Objectives:
1. In the AI chip excerpt, condense the paragraph beginning "As shown in FIG. 1, the system architecture 100" into a bulleted list that keeps its main facts.
2. Count the lines of the records that contain the string "labels". Give only the number.

Page excerpt:
• • • • •

FIG. 4B is a schematic structural diagram of the artificial intelligence chip of the computing method applied to an artificial intelligence chip according to the embodiment of FIG. 4A;

FIG. 4C is a schematic diagram of a complex computational instruction according to the embodiment of FIG. 4A;

FIG. 4D is a schematic diagram of complex computation result according to the embodiment of FIG. 4A; and

FIG. 5 is a schematic structural diagram of a computer system adapted to implement an electronic device of the embodiments of the present disclosure.

DETAILED DESCRIPTION OF EMBODIMENTS

The present disclosure will be further described below in detail in combination with the accompanying drawings and the embodiments. It should be appreciated that the specific embodiments described herein are merely used for explaining the relevant disclosure, rather than limiting the disclosure. In addition, it should be noted that, for the ease of description, only the parts related to the relevant disclosure are shown in the accompanying drawings.
It should also be noted that the embodiments in the present disclosure and the features in the embodiments may be combined with each other on a non-conflict basis. The present disclosure will be described below in detail with reference to the accompanying drawings and in combination with the embodiments.
FIG. 1 shows an exemplary system architecture 100 in which an embodiment of a computing method applied to an artificial intelligence chip of the present disclosure may be implemented.
As shown in FIG. 1, the system architecture 100 may include a CPU (Central Processing Unit) 101, a bus 102, and AI chips 103 and 104. The bus 102 serves as a medium providing a communication link between the CPU 101 and the AI chips 103 and 104. The bus 102 may include various bus types, e.g., an AMBA (Advanced Microcontroller Bus Architecture) bus, and an OCP (Open Core Protocol) bus.

• • • • •

Stored items from a collection
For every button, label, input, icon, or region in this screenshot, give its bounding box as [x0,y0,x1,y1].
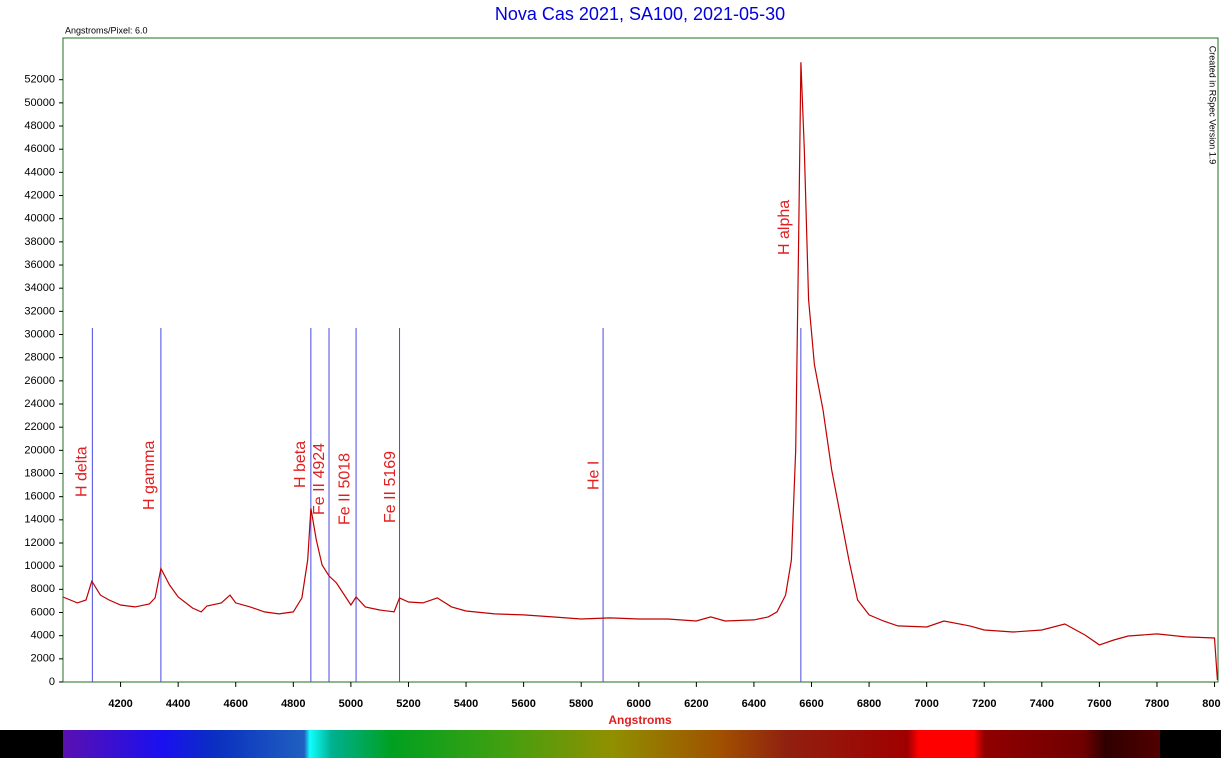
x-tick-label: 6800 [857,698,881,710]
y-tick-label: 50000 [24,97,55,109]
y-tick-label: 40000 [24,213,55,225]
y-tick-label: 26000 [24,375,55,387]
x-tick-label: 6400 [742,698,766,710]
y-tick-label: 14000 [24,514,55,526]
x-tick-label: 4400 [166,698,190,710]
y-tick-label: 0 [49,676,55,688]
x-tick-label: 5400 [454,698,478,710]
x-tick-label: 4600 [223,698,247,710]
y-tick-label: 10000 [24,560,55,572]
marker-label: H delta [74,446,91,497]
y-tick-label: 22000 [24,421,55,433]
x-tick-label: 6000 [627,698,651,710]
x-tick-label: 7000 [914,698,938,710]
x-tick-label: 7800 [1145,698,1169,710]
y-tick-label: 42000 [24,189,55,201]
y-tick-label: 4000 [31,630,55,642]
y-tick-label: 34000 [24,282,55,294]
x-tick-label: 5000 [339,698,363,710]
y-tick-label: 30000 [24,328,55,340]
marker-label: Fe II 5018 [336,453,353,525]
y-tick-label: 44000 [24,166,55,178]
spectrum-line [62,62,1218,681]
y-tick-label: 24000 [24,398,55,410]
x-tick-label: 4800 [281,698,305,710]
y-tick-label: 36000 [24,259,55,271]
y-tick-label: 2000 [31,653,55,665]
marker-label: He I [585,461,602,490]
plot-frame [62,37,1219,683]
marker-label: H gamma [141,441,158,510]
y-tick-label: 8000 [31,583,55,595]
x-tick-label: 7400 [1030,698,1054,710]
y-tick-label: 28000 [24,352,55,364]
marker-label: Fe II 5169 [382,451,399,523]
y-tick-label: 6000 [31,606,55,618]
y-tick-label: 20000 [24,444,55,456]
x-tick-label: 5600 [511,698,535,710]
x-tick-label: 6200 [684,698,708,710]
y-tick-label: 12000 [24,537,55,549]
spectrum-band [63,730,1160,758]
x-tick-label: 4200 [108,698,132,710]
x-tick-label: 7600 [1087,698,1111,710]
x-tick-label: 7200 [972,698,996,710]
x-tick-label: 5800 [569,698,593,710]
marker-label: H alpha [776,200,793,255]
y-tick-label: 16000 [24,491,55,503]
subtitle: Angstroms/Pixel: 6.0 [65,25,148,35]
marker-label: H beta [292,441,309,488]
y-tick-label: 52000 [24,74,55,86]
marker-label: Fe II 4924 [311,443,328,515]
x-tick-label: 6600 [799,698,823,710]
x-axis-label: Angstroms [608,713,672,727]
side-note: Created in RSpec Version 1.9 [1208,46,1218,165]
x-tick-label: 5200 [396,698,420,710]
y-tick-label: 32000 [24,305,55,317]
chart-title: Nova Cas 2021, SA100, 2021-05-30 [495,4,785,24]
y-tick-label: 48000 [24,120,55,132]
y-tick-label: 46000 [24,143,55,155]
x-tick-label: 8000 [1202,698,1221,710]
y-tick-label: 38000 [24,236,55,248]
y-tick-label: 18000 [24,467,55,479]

• • • • •

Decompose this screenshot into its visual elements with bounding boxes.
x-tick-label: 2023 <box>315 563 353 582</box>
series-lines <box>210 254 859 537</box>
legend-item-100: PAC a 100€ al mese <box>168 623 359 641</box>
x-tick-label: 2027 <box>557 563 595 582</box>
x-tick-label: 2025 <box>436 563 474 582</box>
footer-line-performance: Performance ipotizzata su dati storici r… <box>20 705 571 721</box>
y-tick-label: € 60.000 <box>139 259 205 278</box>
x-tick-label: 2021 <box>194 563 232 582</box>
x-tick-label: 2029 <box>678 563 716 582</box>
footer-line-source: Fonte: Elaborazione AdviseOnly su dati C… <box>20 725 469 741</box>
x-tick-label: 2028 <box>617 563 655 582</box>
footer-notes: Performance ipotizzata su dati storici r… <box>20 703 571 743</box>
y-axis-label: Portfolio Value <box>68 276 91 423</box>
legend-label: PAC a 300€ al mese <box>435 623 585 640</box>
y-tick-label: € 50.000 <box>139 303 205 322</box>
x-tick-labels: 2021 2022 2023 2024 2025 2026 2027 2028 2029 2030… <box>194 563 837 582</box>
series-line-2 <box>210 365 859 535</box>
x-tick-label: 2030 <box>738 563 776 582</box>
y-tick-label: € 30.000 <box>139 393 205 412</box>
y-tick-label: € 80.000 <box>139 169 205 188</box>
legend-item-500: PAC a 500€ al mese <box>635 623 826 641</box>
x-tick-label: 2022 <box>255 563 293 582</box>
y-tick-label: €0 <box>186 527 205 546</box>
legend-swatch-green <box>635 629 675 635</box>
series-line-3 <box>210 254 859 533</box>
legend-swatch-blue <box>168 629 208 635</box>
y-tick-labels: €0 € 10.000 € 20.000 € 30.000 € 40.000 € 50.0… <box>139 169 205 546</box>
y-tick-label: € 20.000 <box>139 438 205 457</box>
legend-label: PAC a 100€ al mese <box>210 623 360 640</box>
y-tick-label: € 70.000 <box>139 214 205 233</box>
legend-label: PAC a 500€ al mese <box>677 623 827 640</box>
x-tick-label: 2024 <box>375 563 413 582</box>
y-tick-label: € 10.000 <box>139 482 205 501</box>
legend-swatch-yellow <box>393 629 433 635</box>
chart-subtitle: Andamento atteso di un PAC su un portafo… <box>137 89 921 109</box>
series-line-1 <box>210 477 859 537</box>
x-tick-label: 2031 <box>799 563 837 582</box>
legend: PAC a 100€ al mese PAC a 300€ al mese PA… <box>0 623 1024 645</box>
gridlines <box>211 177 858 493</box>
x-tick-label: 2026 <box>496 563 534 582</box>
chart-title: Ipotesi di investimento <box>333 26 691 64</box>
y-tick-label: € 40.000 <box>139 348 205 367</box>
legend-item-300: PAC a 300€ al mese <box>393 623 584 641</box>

• • • • •

Results by task:
1.
- System architecture 100 may include CPU 101, bus 102, and AI chips 103 and 104.
- Bus 102 provides a communication link between CPU 101 and AI chips 103 and 104.
- Bus 102 may be of various types, such as an AMBA (Advanced Microcontroller Bus Architecture) bus or an OCP (Open Core Protocol) bus.

2. 2